● **Directions**
Please carry on the excerpt about the produced-water research award and Jay Famiglietti's water lecture, starting right after its last sentence.

● **Excerpt provided**

====

Denise Barnes, head of NSF EPSCoR said "These awards represent a tremendous value for the scientific community, as they foster research into some of the most pressing issues facing U.S. society while simultaneously supporting collaborative research programs and workforce development."
This award will invest in the STEM workforce by supporting and developing early-career faculty researchers.  In addition, students and junior faculty at both universities will cross train at each other's university to strengthen the collaborative research ties and create a new generation of experts in sustainable oil and gas recovery practices.

The research team's goal is to eventually establish a permanent center dedicated to implementing proven best practices to improve the safety of deep-well injection and the handling of the produced water nationwide as well as "develop economical methods for treating produced water so that it can be reused."

Other KU researchers on the project include Belinda Sturm from Civil, Environmental and Architectural Engineering; Jyun-Sung Tsau from the Tertiary Oil Recovery Program, and Reza Barati in the Department of Chemical & Petroleum Engineering. In addition, the WVU team includes Lance Lin from Civil and Environmental Engineering; Harry Finklea from Chemistry; Joe Donovan from Geology; Todd Petty and Eric Merriam from Wildlife and Fisheries, and Shawn Grushecky from Energy Land Management Program.

Tuesday, September 20, 2016

Acclaimed Hydrologist to Speak Oct. 3 at Kansas State University about Global Water Supply

Hydrologist Jay Familglietti
Jay Famiglietti, a senior scientist at NASA's Jet Propulsion Laboratory in Pasadena, California, and a professor at the University of California, Irvine, will give the talk, Water, Food and Energy: Interwoven challenges to sustainable resource management, as part of the Henry C. Gardiner Global Food Systems Lecture Series at 7 p.m. Monday, Oct. 3, in Kansas State University's McCain Auditorium. Admission is free and the public is welcome.

For more information on his work, details of his lecture, and the KSU new release, click here.

Famiglietti's lecture will be shown live online at k-state.edu/globalfood/lecture-series. Kansas State University also will be tweeting live from the event, using the hashtag, #GlobalFoodSystems.

====

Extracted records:
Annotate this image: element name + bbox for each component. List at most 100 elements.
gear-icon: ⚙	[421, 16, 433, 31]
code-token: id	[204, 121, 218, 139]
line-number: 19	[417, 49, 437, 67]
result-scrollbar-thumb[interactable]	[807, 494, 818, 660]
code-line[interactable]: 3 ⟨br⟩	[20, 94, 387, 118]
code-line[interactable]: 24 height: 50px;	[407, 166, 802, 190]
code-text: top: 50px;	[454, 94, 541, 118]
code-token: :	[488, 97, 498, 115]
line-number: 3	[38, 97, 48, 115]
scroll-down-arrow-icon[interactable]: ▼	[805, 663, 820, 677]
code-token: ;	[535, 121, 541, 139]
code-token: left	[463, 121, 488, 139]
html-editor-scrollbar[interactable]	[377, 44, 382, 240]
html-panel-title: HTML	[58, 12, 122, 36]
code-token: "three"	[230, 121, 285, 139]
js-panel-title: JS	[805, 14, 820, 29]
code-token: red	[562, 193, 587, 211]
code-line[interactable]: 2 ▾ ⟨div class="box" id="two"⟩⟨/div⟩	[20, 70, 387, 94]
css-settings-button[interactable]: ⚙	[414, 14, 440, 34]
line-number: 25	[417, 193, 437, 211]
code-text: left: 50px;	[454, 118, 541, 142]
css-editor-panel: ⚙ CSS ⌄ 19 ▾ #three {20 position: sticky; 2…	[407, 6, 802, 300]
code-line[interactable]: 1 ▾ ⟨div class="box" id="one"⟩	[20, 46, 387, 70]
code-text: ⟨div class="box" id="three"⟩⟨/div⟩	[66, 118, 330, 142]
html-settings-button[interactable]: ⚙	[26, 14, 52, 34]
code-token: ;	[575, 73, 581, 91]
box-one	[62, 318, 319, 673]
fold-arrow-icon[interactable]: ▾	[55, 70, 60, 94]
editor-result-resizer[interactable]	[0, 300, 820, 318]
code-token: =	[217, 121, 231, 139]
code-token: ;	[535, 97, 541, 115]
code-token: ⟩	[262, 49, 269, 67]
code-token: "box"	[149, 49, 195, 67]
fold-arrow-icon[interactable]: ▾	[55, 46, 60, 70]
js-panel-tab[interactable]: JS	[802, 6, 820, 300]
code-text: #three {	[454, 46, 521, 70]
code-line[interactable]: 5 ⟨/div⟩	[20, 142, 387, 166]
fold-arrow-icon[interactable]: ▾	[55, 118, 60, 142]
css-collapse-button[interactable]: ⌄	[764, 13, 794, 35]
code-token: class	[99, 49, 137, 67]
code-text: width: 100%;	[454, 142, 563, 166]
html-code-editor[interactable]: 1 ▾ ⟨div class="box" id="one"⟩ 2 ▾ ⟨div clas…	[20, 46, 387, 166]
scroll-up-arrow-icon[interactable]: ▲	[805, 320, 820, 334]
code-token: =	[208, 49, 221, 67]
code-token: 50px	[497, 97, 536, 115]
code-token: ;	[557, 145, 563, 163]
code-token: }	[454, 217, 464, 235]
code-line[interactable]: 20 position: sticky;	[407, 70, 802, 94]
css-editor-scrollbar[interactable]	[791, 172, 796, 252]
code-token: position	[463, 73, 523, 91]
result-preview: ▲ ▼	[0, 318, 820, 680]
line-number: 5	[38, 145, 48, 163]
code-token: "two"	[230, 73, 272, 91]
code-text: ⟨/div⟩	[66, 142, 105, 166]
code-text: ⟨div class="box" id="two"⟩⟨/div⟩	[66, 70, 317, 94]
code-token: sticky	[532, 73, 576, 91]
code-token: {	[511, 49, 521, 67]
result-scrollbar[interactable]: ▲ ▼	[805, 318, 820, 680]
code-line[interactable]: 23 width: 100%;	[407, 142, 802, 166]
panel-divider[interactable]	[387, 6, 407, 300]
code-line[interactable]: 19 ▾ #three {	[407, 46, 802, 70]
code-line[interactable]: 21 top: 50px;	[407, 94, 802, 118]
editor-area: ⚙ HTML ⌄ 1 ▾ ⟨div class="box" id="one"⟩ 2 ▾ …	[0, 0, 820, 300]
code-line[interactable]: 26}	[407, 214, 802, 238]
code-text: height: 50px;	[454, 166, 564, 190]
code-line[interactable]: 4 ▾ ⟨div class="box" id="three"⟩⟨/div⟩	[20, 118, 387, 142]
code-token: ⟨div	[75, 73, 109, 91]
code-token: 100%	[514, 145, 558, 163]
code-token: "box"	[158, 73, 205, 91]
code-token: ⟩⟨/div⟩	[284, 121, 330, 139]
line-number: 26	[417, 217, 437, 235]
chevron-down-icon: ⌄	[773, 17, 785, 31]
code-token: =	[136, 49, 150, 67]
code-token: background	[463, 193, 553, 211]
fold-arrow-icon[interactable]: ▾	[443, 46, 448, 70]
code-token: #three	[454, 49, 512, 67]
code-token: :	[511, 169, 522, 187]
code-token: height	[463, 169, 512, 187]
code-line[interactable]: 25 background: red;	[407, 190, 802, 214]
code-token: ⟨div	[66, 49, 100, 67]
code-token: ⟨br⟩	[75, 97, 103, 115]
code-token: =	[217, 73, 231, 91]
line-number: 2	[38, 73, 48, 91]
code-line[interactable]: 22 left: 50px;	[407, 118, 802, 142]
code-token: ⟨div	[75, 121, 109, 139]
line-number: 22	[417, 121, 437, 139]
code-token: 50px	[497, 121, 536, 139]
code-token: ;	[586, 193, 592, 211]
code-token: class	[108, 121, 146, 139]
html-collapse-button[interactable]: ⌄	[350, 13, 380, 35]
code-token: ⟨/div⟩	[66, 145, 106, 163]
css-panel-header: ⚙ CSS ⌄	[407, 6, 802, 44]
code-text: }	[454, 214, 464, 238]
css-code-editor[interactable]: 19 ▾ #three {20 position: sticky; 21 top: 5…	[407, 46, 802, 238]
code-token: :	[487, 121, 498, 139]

====

● **Exercise result**
Monday, September 19, 2016

Wichita State University Assistant Professor Awarded an NSF/ACI grant

Dr. Gisuk Hwang, Assistant Professor of Mechanical Engineering at Wichita State University, has been awarded an NSF grant through the NSF/ACI's flagship program called XSEDE (the Extreme Science and Engineering Discovery Environment).  His proposal is titled: Thermal Systems program, with the XRAS title, Optimal Designs of Heterogeneous Nanomaterials for Advanced Thermal Management Systems,

The grant awarded the following resources: a SDSC Dell Cluster with Intel Haswell Processors (Comet): 300,000.0 SUs SDSC Medium-term disk storage (Data Oasis): 2,000.0 GB.  These resources represent a significant NSF investment - ACI's portfolio of computational resources has increased in capability by more than two orders of magnitude over the past decade, and has become a fundamental enabler of NSF's research mission across nearly all disciplines today. Although SUs on different platforms do not all represent the same intrinsic computing strength, the XSEDE site providers have calculated the individual value of a SU and GB for their respective resources. Thus the allocation of SU/GBs awarded to Hwang would amount to approximately an additional $10,664.00 to support the scientific goals of the project.

The allocation of advanced computing, visualization, and storage resources by the XRAC is accomplished via a competitive process designed in a similar fashion to the NSF peer review system.

XSEDE is pleased to support this and other NSF-funded research activities to enhance the productivity of scientists and engineers by providing them with new and innovative capabilities that will facilitate scientific discovery,  enable transformational science/engineering, and encourage innovative educational programs.